- Exercise prompt -
Return every line of the material below unchanged, from the first line to the last.

## BEGIN Extracted information

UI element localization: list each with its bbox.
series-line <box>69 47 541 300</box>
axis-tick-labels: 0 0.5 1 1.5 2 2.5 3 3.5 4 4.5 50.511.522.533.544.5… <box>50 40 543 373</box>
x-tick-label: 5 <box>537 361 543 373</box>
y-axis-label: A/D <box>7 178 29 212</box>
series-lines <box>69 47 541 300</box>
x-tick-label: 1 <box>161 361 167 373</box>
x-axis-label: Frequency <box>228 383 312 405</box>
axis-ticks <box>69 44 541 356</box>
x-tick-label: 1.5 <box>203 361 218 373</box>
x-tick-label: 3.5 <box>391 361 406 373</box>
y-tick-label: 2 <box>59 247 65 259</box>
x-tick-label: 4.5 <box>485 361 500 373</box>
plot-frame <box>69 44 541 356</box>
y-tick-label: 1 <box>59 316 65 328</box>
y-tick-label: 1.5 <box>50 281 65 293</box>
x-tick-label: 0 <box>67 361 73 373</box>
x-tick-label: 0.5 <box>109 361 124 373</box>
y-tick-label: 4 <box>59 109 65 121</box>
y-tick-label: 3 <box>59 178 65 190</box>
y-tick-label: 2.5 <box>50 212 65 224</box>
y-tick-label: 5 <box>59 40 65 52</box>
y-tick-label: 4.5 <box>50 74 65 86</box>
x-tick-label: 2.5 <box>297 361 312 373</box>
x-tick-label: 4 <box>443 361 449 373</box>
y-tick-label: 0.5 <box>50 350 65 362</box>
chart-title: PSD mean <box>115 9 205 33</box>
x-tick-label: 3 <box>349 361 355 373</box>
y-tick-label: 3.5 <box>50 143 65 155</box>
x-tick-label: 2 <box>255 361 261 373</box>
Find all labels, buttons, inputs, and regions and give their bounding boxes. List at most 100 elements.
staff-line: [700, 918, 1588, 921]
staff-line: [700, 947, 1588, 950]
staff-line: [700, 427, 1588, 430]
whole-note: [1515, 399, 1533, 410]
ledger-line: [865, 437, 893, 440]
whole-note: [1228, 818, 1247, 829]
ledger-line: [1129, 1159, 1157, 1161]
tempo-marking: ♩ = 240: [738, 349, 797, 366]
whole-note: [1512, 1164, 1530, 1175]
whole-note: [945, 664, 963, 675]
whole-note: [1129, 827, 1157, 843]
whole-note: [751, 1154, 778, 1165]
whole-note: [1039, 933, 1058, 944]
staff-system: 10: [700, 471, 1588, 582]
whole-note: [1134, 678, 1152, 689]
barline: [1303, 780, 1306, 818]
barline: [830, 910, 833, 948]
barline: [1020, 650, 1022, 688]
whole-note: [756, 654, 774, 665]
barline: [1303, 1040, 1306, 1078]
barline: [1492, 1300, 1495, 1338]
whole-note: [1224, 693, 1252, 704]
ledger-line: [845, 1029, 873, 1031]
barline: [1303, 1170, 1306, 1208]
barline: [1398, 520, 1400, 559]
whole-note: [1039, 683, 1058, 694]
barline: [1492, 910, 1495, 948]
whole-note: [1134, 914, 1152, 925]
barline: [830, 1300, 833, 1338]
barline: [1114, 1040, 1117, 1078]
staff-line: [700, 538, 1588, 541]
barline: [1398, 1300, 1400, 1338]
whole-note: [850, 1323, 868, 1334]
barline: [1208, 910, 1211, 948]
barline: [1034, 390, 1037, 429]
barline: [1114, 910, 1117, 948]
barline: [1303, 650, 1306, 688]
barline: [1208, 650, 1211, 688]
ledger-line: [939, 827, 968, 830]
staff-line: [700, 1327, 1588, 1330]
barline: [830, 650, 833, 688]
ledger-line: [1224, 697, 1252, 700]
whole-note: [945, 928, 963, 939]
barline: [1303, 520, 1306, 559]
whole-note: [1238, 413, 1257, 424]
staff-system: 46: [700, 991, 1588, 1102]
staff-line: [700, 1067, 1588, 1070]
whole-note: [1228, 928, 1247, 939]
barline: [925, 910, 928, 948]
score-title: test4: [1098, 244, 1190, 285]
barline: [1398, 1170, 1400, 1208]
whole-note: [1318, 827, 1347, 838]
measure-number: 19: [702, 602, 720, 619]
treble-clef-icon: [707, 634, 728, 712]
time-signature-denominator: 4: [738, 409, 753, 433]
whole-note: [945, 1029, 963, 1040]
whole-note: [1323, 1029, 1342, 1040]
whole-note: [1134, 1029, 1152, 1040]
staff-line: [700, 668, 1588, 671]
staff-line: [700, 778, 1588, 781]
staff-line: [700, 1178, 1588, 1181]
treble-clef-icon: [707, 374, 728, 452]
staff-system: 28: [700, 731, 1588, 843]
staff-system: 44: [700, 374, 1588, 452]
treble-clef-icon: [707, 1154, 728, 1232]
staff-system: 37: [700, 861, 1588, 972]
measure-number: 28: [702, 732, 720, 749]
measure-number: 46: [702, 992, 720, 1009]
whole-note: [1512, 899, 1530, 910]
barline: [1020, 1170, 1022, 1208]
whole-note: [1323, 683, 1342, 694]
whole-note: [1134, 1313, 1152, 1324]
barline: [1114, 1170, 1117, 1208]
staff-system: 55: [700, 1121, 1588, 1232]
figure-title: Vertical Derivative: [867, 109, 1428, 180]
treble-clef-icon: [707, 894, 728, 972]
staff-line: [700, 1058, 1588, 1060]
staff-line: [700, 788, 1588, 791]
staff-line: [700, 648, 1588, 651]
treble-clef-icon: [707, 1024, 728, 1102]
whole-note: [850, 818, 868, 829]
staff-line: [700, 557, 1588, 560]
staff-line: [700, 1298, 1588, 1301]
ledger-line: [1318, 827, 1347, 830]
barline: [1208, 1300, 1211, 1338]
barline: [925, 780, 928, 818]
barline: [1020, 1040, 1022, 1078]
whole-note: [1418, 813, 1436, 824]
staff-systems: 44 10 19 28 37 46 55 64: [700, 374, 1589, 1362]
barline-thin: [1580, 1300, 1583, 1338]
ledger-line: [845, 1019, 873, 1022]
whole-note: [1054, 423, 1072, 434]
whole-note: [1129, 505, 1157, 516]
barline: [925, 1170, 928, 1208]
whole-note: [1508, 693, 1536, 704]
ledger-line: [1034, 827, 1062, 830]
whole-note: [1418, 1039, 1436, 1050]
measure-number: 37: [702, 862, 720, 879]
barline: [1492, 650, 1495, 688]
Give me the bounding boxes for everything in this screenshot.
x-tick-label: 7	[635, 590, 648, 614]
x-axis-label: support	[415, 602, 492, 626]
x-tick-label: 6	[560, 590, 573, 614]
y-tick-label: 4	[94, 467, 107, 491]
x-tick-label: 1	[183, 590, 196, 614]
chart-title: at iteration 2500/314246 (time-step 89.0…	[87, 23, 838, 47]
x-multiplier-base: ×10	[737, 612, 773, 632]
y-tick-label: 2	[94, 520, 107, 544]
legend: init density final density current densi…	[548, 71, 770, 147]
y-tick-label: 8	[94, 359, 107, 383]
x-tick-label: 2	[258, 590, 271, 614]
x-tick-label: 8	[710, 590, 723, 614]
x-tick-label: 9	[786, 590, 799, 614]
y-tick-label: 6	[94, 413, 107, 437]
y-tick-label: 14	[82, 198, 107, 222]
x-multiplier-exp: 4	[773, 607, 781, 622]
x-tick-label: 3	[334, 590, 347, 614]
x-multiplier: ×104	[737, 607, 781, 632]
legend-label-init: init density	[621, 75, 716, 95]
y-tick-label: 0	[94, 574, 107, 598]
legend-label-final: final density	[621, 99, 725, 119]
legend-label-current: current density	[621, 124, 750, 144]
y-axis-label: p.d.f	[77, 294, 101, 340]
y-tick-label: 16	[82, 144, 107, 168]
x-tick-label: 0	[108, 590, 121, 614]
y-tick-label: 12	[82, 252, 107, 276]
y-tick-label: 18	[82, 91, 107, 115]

## END Extracted information

- Expected answer -
UI element localization: list each with its bbox.
series-line <box>69 47 541 300</box>
axis-tick-labels: 0 0.5 1 1.5 2 2.5 3 3.5 4 4.5 50.511.522.533.544.5… <box>50 40 543 373</box>
x-tick-label: 5 <box>537 361 543 373</box>
y-axis-label: A/D <box>7 178 29 212</box>
series-lines <box>69 47 541 300</box>
x-tick-label: 1 <box>161 361 167 373</box>
x-axis-label: Frequency <box>228 383 312 405</box>
axis-ticks <box>69 44 541 356</box>
x-tick-label: 1.5 <box>203 361 218 373</box>
x-tick-label: 3.5 <box>391 361 406 373</box>
y-tick-label: 2 <box>59 247 65 259</box>
x-tick-label: 4.5 <box>485 361 500 373</box>
plot-frame <box>69 44 541 356</box>
y-tick-label: 1 <box>59 316 65 328</box>
y-tick-label: 1.5 <box>50 281 65 293</box>
x-tick-label: 0 <box>67 361 73 373</box>
x-tick-label: 0.5 <box>109 361 124 373</box>
y-tick-label: 4 <box>59 109 65 121</box>
y-tick-label: 3 <box>59 178 65 190</box>
y-tick-label: 2.5 <box>50 212 65 224</box>
y-tick-label: 5 <box>59 40 65 52</box>
y-tick-label: 4.5 <box>50 74 65 86</box>
x-tick-label: 2.5 <box>297 361 312 373</box>
x-tick-label: 4 <box>443 361 449 373</box>
y-tick-label: 0.5 <box>50 350 65 362</box>
chart-title: PSD mean <box>115 9 205 33</box>
x-tick-label: 3 <box>349 361 355 373</box>
y-tick-label: 3.5 <box>50 143 65 155</box>
x-tick-label: 2 <box>255 361 261 373</box>
Find all labels, buttons, inputs, and regions and give their bounding boxes. List at most 100 elements.
staff-line: [700, 918, 1588, 921]
staff-line: [700, 947, 1588, 950]
staff-line: [700, 427, 1588, 430]
whole-note: [1515, 399, 1533, 410]
ledger-line: [865, 437, 893, 440]
whole-note: [1228, 818, 1247, 829]
ledger-line: [1129, 1159, 1157, 1161]
tempo-marking: ♩ = 240: [738, 349, 797, 366]
whole-note: [1512, 1164, 1530, 1175]
whole-note: [945, 664, 963, 675]
whole-note: [1129, 827, 1157, 843]
whole-note: [751, 1154, 778, 1165]
whole-note: [1039, 933, 1058, 944]
staff-system: 10: [700, 471, 1588, 582]
whole-note: [1134, 678, 1152, 689]
barline: [1303, 780, 1306, 818]
barline: [830, 910, 833, 948]
barline: [1020, 650, 1022, 688]
whole-note: [756, 654, 774, 665]
barline: [1303, 1040, 1306, 1078]
barline: [1492, 1300, 1495, 1338]
whole-note: [1224, 693, 1252, 704]
ledger-line: [845, 1029, 873, 1031]
barline: [1303, 1170, 1306, 1208]
barline: [1398, 520, 1400, 559]
whole-note: [1039, 683, 1058, 694]
barline: [1492, 910, 1495, 948]
whole-note: [1134, 914, 1152, 925]
barline: [830, 1300, 833, 1338]
barline: [1114, 1040, 1117, 1078]
staff-line: [700, 538, 1588, 541]
barline: [1398, 1300, 1400, 1338]
whole-note: [850, 1323, 868, 1334]
barline: [1208, 910, 1211, 948]
barline: [1034, 390, 1037, 429]
barline: [1114, 910, 1117, 948]
barline: [1303, 650, 1306, 688]
barline: [1208, 650, 1211, 688]
ledger-line: [939, 827, 968, 830]
staff-line: [700, 1327, 1588, 1330]
barline: [830, 650, 833, 688]
ledger-line: [1224, 697, 1252, 700]
whole-note: [945, 928, 963, 939]
barline: [1303, 520, 1306, 559]
whole-note: [1238, 413, 1257, 424]
staff-system: 46: [700, 991, 1588, 1102]
staff-line: [700, 1067, 1588, 1070]
whole-note: [1228, 928, 1247, 939]
barline: [925, 910, 928, 948]
score-title: test4: [1098, 244, 1190, 285]
barline: [1398, 1170, 1400, 1208]
whole-note: [1318, 827, 1347, 838]
measure-number: 19: [702, 602, 720, 619]
treble-clef-icon: [707, 634, 728, 712]
time-signature-denominator: 4: [738, 409, 753, 433]
whole-note: [945, 1029, 963, 1040]
whole-note: [1323, 1029, 1342, 1040]
whole-note: [1134, 1029, 1152, 1040]
staff-line: [700, 668, 1588, 671]
staff-line: [700, 778, 1588, 781]
staff-line: [700, 1178, 1588, 1181]
treble-clef-icon: [707, 374, 728, 452]
staff-system: 28: [700, 731, 1588, 843]
staff-system: 44: [700, 374, 1588, 452]
treble-clef-icon: [707, 1154, 728, 1232]
staff-system: 37: [700, 861, 1588, 972]
measure-number: 28: [702, 732, 720, 749]
measure-number: 46: [702, 992, 720, 1009]
whole-note: [1512, 899, 1530, 910]
barline: [1020, 1170, 1022, 1208]
whole-note: [1323, 683, 1342, 694]
whole-note: [1134, 1313, 1152, 1324]
barline: [1114, 1170, 1117, 1208]
staff-system: 55: [700, 1121, 1588, 1232]
figure-title: Vertical Derivative: [867, 109, 1428, 180]
treble-clef-icon: [707, 894, 728, 972]
staff-line: [700, 1058, 1588, 1060]
staff-line: [700, 788, 1588, 791]
staff-line: [700, 648, 1588, 651]
treble-clef-icon: [707, 1024, 728, 1102]
whole-note: [850, 818, 868, 829]
staff-line: [700, 557, 1588, 560]
staff-line: [700, 1298, 1588, 1301]
ledger-line: [1318, 827, 1347, 830]
barline: [1208, 1300, 1211, 1338]
barline: [925, 780, 928, 818]
barline: [1020, 1040, 1022, 1078]
whole-note: [1418, 813, 1436, 824]
staff-systems: 44 10 19 28 37 46 55 64: [700, 374, 1589, 1362]
barline-thin: [1580, 1300, 1583, 1338]
ledger-line: [845, 1019, 873, 1022]
whole-note: [1054, 423, 1072, 434]
whole-note: [1129, 505, 1157, 516]
barline: [925, 1170, 928, 1208]
whole-note: [1508, 693, 1536, 704]
ledger-line: [1034, 827, 1062, 830]
whole-note: [1418, 1039, 1436, 1050]
measure-number: 37: [702, 862, 720, 879]
barline: [1492, 650, 1495, 688]
Give me the bounding boxes for everything in this screenshot.
x-tick-label: 7	[635, 590, 648, 614]
x-axis-label: support	[415, 602, 492, 626]
x-tick-label: 6	[560, 590, 573, 614]
y-tick-label: 4	[94, 467, 107, 491]
x-tick-label: 1	[183, 590, 196, 614]
chart-title: at iteration 2500/314246 (time-step 89.0…	[87, 23, 838, 47]
x-multiplier-base: ×10	[737, 612, 773, 632]
y-tick-label: 2	[94, 520, 107, 544]
legend: init density final density current densi…	[548, 71, 770, 147]
y-tick-label: 8	[94, 359, 107, 383]
x-tick-label: 2	[258, 590, 271, 614]
x-tick-label: 8	[710, 590, 723, 614]
x-tick-label: 9	[786, 590, 799, 614]
y-tick-label: 6	[94, 413, 107, 437]
y-tick-label: 14	[82, 198, 107, 222]
x-multiplier-exp: 4	[773, 607, 781, 622]
x-tick-label: 3	[334, 590, 347, 614]
x-multiplier: ×104	[737, 607, 781, 632]
legend-label-init: init density	[621, 75, 716, 95]
y-tick-label: 0	[94, 574, 107, 598]
legend-label-final: final density	[621, 99, 725, 119]
legend-label-current: current density	[621, 124, 750, 144]
y-axis-label: p.d.f	[77, 294, 101, 340]
y-tick-label: 16	[82, 144, 107, 168]
x-tick-label: 0	[108, 590, 121, 614]
y-tick-label: 12	[82, 252, 107, 276]
y-tick-label: 18	[82, 91, 107, 115]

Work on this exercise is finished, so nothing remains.